- Exercise data:
---*---
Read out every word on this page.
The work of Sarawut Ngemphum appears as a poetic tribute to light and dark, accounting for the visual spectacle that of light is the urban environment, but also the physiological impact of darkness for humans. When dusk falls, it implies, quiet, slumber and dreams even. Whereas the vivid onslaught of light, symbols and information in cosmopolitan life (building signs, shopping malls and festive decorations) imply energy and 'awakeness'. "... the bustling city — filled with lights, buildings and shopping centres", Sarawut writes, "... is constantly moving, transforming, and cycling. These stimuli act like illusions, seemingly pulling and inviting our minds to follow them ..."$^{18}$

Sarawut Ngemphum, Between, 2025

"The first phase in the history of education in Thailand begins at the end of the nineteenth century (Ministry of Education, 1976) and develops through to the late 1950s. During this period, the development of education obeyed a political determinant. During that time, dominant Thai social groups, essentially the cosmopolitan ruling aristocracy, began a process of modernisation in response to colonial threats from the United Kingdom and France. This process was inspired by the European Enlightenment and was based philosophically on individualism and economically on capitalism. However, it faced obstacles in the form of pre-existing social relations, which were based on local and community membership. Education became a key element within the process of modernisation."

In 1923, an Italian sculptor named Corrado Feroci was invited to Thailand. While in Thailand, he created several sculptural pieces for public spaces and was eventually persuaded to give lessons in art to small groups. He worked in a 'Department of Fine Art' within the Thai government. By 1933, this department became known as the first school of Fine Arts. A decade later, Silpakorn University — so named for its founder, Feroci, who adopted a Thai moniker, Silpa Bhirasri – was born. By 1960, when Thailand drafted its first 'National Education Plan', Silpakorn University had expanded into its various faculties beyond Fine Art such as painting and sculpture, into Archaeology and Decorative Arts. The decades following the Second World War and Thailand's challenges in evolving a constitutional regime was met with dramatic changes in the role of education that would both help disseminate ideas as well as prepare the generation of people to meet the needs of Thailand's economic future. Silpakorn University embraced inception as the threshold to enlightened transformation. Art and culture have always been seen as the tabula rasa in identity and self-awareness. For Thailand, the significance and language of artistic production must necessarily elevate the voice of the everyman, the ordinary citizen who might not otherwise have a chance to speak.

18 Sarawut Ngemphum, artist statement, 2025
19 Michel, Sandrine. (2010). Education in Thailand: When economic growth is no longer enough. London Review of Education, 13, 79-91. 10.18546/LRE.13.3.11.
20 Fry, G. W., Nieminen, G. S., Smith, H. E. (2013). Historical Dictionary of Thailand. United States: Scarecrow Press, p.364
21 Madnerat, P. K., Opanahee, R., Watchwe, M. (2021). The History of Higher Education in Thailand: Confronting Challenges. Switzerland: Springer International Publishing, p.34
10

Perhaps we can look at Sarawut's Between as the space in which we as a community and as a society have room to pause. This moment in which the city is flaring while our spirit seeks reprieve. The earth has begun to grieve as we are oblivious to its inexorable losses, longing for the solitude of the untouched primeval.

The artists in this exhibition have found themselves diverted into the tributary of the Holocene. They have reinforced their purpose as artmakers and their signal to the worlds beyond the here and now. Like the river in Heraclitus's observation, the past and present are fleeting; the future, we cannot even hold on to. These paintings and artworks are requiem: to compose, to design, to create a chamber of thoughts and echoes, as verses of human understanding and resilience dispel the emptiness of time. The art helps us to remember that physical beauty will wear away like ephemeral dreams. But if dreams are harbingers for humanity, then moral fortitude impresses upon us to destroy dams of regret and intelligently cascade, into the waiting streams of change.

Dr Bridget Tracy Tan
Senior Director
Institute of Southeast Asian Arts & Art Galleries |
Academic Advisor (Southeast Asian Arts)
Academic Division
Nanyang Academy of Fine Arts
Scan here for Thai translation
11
---*---
- Aim: Retype the material in full. Each word must match.

- Reply to the task:
Read out every word on this page.
The work of Sarawut Ngemphum appears as a poetic tribute to light and dark, accounting for the visual spectacle that of light is the urban environment, but also the physiological impact of darkness for humans. When dusk falls, it implies, quiet, slumber and dreams even. Whereas the vivid onslaught of light, symbols and information in cosmopolitan life (building signs, shopping malls and festive decorations) imply energy and 'awakeness'. "... the bustling city — filled with lights, buildings and shopping centres", Sarawut writes, "... is constantly moving, transforming, and cycling. These stimuli act like illusions, seemingly pulling and inviting our minds to follow them ..."$^{18}$

Sarawut Ngemphum, Between, 2025

"The first phase in the history of education in Thailand begins at the end of the nineteenth century (Ministry of Education, 1976) and develops through to the late 1950s. During this period, the development of education obeyed a political determinant. During that time, dominant Thai social groups, essentially the cosmopolitan ruling aristocracy, began a process of modernisation in response to colonial threats from the United Kingdom and France. This process was inspired by the European Enlightenment and was based philosophically on individualism and economically on capitalism. However, it faced obstacles in the form of pre-existing social relations, which were based on local and community membership. Education became a key element within the process of modernisation."

In 1923, an Italian sculptor named Corrado Feroci was invited to Thailand. While in Thailand, he created several sculptural pieces for public spaces and was eventually persuaded to give lessons in art to small groups. He worked in a 'Department of Fine Art' within the Thai government. By 1933, this department became known as the first school of Fine Arts. A decade later, Silpakorn University — so named for its founder, Feroci, who adopted a Thai moniker, Silpa Bhirasri – was born. By 1960, when Thailand drafted its first 'National Education Plan', Silpakorn University had expanded into its various faculties beyond Fine Art such as painting and sculpture, into Archaeology and Decorative Arts. The decades following the Second World War and Thailand's challenges in evolving a constitutional regime was met with dramatic changes in the role of education that would both help disseminate ideas as well as prepare the generation of people to meet the needs of Thailand's economic future. Silpakorn University embraced inception as the threshold to enlightened transformation. Art and culture have always been seen as the tabula rasa in identity and self-awareness. For Thailand, the significance and language of artistic production must necessarily elevate the voice of the everyman, the ordinary citizen who might not otherwise have a chance to speak.

18 Sarawut Ngemphum, artist statement, 2025
19 Michel, Sandrine. (2010). Education in Thailand: When economic growth is no longer enough. London Review of Education, 13, 79-91. 10.18546/LRE.13.3.11.
20 Fry, G. W., Nieminen, G. S., Smith, H. E. (2013). Historical Dictionary of Thailand. United States: Scarecrow Press, p.364
21 Madnerat, P. K., Opanahee, R., Watchwe, M. (2021). The History of Higher Education in Thailand: Confronting Challenges. Switzerland: Springer International Publishing, p.34
10

Perhaps we can look at Sarawut's Between as the space in which we as a community and as a society have room to pause. This moment in which the city is flaring while our spirit seeks reprieve. The earth has begun to grieve as we are oblivious to its inexorable losses, longing for the solitude of the untouched primeval.

The artists in this exhibition have found themselves diverted into the tributary of the Holocene. They have reinforced their purpose as artmakers and their signal to the worlds beyond the here and now. Like the river in Heraclitus's observation, the past and present are fleeting; the future, we cannot even hold on to. These paintings and artworks are requiem: to compose, to design, to create a chamber of thoughts and echoes, as verses of human understanding and resilience dispel the emptiness of time. The art helps us to remember that physical beauty will wear away like ephemeral dreams. But if dreams are harbingers for humanity, then moral fortitude impresses upon us to destroy dams of regret and intelligently cascade, into the waiting streams of change.

Dr Bridget Tracy Tan
Senior Director
Institute of Southeast Asian Arts & Art Galleries |
Academic Advisor (Southeast Asian Arts)
Academic Division
Nanyang Academy of Fine Arts
Scan here for Thai translation
11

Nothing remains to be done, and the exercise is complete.